:: Task to complete ::
Look for "letter" in each line of the entries, and return the matching lines.

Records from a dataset
------------------------------

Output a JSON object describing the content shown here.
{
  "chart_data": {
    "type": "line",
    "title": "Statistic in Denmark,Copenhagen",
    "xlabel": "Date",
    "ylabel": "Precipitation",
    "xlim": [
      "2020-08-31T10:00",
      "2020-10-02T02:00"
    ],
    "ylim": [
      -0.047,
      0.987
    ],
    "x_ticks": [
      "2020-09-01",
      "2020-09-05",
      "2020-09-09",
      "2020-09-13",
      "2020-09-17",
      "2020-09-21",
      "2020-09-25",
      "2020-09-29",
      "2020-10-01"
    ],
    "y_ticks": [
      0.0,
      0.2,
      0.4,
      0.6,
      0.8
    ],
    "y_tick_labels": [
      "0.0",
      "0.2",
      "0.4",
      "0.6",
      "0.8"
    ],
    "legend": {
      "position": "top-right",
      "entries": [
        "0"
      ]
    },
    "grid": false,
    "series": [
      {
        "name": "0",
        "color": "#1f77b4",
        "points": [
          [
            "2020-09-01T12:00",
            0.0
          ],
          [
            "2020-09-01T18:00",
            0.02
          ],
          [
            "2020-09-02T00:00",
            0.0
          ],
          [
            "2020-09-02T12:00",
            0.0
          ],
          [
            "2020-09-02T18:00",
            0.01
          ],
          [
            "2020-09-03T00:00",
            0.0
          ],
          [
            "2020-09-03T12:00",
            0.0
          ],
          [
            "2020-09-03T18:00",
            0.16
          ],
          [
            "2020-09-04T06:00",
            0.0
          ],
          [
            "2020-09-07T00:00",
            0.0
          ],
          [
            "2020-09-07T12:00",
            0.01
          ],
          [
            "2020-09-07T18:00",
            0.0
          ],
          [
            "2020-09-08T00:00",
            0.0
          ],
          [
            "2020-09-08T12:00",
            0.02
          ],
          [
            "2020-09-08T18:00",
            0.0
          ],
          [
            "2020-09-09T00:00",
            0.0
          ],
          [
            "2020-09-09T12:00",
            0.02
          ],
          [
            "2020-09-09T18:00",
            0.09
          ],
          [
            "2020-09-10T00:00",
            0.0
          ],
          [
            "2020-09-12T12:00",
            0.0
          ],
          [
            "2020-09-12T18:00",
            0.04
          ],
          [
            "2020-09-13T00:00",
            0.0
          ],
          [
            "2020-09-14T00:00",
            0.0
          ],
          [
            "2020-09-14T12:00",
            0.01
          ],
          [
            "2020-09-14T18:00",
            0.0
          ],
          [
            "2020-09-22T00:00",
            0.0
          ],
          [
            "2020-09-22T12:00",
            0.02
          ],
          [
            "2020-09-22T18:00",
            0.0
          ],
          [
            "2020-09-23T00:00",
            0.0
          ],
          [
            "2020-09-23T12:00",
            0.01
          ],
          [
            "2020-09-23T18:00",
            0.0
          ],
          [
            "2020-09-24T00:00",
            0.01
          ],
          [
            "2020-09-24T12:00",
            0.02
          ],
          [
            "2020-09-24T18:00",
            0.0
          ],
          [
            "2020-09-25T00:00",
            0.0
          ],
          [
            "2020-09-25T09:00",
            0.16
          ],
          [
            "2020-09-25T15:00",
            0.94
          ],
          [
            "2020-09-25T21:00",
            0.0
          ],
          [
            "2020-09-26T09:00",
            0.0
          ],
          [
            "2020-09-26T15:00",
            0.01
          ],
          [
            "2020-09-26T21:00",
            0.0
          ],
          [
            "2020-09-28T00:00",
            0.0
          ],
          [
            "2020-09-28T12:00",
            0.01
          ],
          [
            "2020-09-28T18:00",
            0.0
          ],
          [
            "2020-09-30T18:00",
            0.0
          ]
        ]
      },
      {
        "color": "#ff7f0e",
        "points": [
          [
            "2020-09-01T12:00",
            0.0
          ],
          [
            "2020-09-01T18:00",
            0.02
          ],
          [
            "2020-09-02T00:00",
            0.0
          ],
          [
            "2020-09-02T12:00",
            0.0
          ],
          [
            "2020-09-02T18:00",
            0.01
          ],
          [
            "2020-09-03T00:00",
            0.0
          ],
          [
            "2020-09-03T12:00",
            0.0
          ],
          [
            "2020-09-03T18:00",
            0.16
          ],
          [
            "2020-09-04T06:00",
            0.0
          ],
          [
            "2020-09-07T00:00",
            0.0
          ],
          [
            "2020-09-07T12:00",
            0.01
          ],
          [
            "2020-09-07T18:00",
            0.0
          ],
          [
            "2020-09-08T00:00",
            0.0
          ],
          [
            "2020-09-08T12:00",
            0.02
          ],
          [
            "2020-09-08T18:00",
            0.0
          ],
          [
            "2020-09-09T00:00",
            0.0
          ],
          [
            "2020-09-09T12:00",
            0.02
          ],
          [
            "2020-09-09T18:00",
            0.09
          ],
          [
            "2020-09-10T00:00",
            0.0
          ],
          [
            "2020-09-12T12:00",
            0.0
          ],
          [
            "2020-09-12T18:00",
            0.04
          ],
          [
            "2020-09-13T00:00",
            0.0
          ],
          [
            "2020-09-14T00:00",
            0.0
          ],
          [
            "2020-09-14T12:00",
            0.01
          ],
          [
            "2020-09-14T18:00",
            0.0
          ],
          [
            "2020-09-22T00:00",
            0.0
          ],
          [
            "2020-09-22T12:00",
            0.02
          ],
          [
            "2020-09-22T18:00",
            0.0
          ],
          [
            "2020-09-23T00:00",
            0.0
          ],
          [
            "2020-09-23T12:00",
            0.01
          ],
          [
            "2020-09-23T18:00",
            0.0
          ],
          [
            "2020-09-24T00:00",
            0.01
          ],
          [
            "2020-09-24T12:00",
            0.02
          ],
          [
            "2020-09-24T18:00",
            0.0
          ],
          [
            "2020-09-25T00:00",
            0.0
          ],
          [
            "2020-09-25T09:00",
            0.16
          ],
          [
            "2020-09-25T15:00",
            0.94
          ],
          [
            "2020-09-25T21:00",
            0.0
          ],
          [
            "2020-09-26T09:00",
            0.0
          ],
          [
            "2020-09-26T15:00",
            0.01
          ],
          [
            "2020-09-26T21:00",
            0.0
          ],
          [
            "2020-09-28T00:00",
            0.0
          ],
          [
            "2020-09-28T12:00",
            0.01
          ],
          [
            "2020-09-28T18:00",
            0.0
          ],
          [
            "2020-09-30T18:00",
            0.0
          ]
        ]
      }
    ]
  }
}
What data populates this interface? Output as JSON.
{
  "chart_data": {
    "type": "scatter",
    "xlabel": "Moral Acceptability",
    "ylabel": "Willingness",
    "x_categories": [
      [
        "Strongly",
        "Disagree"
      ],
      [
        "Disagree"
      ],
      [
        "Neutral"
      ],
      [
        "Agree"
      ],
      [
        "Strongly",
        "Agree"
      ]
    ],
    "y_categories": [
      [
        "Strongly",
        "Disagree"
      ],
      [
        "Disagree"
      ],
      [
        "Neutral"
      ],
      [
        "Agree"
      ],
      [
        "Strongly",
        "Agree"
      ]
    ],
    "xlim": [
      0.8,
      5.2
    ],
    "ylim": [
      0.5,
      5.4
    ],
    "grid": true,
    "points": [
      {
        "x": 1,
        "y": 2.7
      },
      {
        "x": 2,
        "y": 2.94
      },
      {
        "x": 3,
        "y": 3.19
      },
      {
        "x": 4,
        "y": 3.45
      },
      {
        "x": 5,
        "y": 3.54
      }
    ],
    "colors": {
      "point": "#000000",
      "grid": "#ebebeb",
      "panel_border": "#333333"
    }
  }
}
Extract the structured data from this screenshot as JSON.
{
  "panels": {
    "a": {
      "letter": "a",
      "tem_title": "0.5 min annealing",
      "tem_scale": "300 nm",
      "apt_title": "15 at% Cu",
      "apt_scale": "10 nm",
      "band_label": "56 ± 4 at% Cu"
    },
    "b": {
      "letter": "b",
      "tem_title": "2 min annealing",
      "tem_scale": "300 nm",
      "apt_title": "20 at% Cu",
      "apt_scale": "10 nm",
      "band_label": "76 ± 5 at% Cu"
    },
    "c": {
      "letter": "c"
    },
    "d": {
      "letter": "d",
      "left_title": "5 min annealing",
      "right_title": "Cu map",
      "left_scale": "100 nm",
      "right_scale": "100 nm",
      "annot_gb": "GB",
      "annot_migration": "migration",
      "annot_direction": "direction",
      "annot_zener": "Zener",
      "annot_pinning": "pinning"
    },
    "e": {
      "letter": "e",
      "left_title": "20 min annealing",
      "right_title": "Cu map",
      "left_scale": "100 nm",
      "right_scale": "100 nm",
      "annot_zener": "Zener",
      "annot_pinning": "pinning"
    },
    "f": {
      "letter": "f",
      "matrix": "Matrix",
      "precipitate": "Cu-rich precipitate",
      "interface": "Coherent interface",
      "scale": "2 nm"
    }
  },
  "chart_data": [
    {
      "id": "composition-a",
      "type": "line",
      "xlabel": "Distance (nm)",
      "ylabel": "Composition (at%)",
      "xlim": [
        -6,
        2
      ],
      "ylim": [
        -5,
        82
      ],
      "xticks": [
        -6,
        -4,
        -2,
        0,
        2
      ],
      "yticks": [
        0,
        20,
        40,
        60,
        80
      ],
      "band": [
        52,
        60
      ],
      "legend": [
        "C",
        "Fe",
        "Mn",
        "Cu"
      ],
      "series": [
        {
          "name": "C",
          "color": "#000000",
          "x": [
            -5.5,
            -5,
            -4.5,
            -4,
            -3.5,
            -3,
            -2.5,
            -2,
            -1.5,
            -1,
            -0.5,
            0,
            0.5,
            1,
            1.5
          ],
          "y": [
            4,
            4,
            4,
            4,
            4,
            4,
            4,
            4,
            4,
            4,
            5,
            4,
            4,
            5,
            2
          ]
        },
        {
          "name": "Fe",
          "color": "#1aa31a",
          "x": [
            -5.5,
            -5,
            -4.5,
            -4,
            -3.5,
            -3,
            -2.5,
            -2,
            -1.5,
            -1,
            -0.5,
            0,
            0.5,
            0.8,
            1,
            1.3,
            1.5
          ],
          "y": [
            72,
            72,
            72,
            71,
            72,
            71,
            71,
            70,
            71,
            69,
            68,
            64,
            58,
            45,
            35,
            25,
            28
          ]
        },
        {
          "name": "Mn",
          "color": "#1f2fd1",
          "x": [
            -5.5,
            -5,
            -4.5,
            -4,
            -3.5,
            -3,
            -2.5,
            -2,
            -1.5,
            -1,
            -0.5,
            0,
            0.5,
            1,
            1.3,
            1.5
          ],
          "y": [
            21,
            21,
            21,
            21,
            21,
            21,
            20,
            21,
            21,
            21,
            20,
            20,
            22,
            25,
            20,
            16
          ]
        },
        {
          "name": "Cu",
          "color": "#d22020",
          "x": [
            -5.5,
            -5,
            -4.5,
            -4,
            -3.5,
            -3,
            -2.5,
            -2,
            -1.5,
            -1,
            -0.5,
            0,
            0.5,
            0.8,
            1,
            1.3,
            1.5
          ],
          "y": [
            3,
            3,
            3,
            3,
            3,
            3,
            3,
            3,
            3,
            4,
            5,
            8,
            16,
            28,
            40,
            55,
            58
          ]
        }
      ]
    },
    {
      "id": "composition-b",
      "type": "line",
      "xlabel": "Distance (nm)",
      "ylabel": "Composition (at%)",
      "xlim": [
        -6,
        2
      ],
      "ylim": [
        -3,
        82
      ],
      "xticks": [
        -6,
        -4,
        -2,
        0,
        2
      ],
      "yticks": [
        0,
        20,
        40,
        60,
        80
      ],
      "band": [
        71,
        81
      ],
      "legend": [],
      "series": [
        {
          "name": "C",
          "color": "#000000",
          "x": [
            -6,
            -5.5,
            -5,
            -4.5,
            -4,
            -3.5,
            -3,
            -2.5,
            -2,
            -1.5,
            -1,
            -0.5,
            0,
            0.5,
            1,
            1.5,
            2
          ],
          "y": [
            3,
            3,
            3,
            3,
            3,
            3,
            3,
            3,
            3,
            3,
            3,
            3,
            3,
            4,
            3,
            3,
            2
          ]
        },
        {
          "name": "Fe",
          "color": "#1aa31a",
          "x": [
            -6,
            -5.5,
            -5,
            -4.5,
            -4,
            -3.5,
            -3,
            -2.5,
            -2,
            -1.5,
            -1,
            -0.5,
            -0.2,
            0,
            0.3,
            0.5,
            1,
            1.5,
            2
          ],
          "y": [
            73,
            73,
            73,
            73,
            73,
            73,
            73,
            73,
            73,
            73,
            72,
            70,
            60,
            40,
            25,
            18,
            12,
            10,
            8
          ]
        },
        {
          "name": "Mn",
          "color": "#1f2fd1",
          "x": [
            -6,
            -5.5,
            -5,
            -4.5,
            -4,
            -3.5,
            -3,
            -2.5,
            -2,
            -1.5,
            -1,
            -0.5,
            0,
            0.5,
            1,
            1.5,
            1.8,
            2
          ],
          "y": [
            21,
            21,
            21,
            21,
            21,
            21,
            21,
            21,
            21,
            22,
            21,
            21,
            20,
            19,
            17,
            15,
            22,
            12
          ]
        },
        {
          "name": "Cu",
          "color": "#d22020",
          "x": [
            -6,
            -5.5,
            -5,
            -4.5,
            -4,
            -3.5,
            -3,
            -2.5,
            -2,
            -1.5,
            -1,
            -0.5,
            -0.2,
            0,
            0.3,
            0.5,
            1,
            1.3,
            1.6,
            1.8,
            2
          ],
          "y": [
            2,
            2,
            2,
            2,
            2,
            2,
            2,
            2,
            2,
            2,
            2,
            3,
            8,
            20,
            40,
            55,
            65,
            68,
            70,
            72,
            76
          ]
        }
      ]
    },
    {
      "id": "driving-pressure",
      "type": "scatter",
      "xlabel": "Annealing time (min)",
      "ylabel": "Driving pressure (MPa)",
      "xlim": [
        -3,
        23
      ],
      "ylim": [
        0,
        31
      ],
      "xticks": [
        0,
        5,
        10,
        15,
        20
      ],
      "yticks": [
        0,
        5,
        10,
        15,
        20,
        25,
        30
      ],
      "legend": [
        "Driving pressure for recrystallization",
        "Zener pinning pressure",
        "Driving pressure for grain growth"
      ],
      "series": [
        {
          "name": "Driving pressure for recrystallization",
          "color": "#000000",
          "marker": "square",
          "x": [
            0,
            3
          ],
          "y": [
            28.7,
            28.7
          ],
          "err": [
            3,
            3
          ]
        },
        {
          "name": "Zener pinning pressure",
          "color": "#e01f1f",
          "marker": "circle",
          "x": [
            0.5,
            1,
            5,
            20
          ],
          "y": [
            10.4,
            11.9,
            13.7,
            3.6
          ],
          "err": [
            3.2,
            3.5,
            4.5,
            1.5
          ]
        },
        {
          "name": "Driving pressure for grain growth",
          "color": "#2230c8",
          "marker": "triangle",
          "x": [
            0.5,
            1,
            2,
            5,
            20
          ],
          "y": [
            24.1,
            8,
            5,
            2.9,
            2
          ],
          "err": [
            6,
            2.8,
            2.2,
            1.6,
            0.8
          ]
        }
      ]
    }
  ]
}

------------------------------

:: Final result ::
      "letter": "a",
      "letter": "b",
      "letter": "c"
      "letter": "d",
      "letter": "e",
      "letter": "f",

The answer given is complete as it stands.